我需要根据来自不同pandas数据帧的现有数据创建新的数据列。所有数据帧都来自于读取CSV文件。
我是新手,正在寻找有用的东西然后改进它。
我写了两个这样的函数;
def create_bureau_data_cols(row):
bureau_data = bureau.loc[bureau['SK_ID_CURR'] == row['SK_ID_CURR']]
active_credits = bureau_data.loc[bureau_data['CREDIT_ACTIVE'] == 'Active'].count()
total_active_credits = bureau_data['AMT_CREDIT_SUM'].sum()
overdue_loans = bureau_data.loc[bureau['CREDIT_DAY_OVERDUE'] != 0].count()
active_credits, total_active_credits, overdue_loans
def create_prev_app_data_cols(row):
prev_app_data = previous_application.loc[previous_application['SK_ID_CURR'] == row['SK_ID_CURR']]
no_prev_apps = prev_app_data.count
perc_approved = ((prev_app_data.loc[prev_app_data['NAME_CONTRACT_STATUS']== 'Approved']).count()/prev_app_data.count())

_记录_
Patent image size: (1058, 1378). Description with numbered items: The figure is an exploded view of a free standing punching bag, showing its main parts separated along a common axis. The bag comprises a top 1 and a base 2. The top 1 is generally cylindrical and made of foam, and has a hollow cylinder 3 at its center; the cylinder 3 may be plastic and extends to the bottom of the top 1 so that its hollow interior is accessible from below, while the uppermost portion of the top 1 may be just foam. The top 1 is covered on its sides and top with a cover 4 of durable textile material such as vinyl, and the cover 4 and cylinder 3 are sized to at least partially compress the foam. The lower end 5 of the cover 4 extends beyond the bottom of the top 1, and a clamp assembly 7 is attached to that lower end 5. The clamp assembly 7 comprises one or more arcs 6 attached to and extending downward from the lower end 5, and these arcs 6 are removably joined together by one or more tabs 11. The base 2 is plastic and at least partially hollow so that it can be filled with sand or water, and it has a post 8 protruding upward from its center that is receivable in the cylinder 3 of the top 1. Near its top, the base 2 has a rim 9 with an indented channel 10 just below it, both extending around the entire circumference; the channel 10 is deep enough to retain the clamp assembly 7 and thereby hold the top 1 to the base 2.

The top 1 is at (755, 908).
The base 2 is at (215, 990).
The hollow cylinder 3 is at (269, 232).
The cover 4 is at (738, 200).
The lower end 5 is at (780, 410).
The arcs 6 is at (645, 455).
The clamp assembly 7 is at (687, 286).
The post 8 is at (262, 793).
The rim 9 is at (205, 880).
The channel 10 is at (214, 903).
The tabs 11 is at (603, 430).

_工作说明_
将阅读材料中“我是新手,正在寻找有用的东西然后改进它。”与“total_active_credits = bureau_data['AMT_CREDIT_SUM'].sum()”之间（含首尾）的部分照录一遍，并把其中的“新手”替换为“初学者”。

_结果_
我是初学者,正在寻找有用的东西然后改进它。
我写了两个这样的函数;
def create_bureau_data_cols(row):
bureau_data = bureau.loc[bureau['SK_ID_CURR'] == row['SK_ID_CURR']]
active_credits = bureau_data.loc[bureau_data['CREDIT_ACTIVE'] == 'Active'].count()
total_active_credits = bureau_data['AMT_CREDIT_SUM'].sum()